• _Extracted records_
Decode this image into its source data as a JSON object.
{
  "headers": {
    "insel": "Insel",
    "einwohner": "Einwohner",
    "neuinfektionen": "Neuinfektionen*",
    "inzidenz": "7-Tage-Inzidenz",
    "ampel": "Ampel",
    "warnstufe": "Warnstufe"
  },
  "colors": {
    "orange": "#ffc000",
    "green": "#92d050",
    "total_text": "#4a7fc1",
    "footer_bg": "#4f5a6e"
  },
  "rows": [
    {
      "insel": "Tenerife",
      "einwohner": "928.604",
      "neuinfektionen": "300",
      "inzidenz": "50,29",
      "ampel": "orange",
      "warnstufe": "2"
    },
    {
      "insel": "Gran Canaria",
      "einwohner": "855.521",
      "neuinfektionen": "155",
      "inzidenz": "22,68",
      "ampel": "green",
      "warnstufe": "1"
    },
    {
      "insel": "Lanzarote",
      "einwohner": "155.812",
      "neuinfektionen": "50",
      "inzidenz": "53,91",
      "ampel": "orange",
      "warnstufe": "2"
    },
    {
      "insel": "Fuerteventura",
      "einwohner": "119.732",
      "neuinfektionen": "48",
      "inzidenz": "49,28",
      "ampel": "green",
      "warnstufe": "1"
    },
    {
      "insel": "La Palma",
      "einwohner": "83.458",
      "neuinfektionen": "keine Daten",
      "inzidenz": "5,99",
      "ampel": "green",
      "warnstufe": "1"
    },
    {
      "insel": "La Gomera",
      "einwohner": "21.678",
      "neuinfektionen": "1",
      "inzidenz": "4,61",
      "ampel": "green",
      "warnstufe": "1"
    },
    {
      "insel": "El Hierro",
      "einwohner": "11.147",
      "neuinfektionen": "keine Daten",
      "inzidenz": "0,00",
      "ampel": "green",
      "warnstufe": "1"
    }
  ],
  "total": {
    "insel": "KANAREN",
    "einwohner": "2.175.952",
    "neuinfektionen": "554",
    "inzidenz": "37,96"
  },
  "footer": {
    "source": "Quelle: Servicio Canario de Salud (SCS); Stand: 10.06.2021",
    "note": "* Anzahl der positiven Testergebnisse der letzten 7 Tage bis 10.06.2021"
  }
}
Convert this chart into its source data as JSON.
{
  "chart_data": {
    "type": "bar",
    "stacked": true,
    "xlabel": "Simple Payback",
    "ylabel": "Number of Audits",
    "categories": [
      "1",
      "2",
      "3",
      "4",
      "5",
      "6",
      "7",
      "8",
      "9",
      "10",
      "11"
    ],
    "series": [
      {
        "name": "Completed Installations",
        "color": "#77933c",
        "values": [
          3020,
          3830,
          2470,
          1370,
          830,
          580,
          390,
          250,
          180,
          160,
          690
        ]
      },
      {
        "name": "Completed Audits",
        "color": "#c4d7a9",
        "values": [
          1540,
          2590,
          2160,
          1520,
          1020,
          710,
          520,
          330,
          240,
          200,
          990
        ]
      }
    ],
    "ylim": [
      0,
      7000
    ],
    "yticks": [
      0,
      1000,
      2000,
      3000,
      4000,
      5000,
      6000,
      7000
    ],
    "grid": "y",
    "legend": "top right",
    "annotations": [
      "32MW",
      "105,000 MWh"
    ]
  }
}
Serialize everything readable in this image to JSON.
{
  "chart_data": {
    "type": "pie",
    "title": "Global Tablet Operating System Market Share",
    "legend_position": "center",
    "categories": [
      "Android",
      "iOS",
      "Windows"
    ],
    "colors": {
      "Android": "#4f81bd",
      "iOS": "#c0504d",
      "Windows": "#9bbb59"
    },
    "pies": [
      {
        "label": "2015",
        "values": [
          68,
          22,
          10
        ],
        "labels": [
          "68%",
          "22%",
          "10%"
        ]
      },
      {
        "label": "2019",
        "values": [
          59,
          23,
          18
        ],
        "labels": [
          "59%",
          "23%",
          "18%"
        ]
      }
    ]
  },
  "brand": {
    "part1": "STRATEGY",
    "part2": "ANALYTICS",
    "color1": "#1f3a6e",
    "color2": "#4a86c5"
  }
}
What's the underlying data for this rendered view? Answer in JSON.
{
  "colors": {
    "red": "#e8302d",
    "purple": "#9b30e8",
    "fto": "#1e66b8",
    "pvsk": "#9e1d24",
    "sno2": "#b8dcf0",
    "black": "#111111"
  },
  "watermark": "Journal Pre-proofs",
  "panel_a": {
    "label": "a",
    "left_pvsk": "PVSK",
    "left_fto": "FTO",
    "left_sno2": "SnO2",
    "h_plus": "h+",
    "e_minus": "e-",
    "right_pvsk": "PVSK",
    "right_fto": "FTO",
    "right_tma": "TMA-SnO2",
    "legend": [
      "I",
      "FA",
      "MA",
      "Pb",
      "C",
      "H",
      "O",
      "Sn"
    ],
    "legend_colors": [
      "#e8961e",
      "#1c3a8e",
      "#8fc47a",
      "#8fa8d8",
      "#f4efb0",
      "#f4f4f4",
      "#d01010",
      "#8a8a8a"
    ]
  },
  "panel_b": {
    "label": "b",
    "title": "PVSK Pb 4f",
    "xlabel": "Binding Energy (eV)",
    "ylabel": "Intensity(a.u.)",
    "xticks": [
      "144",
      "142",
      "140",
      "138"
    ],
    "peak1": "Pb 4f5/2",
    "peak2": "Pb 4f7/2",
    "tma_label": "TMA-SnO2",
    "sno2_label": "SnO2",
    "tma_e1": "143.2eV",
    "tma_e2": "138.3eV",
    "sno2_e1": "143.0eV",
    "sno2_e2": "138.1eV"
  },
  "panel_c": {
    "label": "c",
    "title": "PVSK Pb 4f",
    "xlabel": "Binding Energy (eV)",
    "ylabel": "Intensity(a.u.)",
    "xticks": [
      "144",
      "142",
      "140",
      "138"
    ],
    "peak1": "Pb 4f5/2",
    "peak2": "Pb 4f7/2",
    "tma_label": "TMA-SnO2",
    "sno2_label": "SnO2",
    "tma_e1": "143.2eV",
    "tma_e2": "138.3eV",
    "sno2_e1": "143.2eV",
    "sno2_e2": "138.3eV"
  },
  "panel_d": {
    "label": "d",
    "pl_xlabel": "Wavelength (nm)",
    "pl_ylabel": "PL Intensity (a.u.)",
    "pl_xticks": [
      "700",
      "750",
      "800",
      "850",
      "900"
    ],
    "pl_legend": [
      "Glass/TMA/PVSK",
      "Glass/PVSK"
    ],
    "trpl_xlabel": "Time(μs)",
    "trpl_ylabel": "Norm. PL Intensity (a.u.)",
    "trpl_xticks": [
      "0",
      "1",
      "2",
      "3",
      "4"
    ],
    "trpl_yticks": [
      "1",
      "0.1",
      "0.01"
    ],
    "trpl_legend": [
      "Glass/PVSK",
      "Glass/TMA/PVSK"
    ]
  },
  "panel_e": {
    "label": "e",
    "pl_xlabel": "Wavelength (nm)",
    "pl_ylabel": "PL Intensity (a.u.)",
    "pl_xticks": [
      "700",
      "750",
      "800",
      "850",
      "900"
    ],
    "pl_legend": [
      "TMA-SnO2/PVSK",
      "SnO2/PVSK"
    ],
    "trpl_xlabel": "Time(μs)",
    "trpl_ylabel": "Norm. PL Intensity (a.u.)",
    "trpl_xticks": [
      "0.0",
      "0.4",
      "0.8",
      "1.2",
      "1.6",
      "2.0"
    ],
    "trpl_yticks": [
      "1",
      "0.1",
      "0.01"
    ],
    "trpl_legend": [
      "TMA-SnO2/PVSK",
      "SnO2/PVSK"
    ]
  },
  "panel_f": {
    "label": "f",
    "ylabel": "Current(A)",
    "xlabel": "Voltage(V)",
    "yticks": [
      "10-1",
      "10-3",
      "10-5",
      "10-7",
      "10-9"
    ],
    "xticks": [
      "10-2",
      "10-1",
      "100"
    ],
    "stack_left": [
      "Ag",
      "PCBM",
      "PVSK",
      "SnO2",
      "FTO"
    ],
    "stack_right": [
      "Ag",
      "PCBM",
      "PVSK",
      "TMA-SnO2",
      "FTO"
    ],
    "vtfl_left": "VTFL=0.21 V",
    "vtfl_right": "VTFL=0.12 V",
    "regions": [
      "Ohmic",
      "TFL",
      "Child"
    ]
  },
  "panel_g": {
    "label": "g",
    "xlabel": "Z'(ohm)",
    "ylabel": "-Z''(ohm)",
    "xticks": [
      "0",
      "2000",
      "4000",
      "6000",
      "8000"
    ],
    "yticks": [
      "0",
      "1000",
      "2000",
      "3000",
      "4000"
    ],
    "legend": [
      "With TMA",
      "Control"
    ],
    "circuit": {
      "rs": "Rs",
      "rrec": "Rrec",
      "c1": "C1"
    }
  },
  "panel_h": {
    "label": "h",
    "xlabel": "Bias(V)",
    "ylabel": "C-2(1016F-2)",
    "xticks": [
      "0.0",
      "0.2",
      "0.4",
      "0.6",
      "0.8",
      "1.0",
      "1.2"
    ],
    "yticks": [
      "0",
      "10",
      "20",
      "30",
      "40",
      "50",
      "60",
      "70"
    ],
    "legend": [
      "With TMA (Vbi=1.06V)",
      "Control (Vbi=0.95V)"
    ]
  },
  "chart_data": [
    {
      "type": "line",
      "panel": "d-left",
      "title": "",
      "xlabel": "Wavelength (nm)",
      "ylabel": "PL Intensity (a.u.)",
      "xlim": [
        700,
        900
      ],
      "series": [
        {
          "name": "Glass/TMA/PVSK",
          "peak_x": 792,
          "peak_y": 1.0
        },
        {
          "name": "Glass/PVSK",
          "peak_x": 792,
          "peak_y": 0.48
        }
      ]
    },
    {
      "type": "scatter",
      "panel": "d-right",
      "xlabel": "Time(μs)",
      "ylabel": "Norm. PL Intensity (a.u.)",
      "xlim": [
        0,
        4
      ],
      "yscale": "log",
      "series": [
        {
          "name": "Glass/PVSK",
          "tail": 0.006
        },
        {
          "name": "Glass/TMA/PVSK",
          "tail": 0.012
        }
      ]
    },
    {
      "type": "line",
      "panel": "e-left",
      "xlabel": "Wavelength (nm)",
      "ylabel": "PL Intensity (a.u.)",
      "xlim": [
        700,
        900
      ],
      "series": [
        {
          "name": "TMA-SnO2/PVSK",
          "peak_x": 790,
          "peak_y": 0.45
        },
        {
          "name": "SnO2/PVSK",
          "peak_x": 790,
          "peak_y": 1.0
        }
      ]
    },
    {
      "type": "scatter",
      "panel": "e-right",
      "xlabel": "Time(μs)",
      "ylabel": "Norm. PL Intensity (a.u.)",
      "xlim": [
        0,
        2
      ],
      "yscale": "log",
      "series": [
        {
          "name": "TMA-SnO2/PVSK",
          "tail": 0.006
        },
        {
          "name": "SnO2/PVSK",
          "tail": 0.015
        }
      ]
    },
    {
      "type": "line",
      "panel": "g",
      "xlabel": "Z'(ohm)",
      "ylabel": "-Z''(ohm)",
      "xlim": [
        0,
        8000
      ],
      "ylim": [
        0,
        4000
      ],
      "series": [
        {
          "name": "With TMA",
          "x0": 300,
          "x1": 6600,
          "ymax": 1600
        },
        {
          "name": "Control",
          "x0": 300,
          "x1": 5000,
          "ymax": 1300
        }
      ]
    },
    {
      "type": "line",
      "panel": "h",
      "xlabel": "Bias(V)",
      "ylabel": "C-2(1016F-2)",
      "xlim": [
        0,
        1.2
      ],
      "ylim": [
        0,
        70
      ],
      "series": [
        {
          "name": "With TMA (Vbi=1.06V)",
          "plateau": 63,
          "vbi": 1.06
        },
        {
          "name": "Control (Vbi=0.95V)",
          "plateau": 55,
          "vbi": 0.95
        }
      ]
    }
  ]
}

• _WHAT THIS TASK INVOLVES_
From the listing, copy every line where the string "image" appears.

• _CORRECT RESPONSE_
Decode this image into its source data as a JSON object.
Serialize everything readable in this image to JSON.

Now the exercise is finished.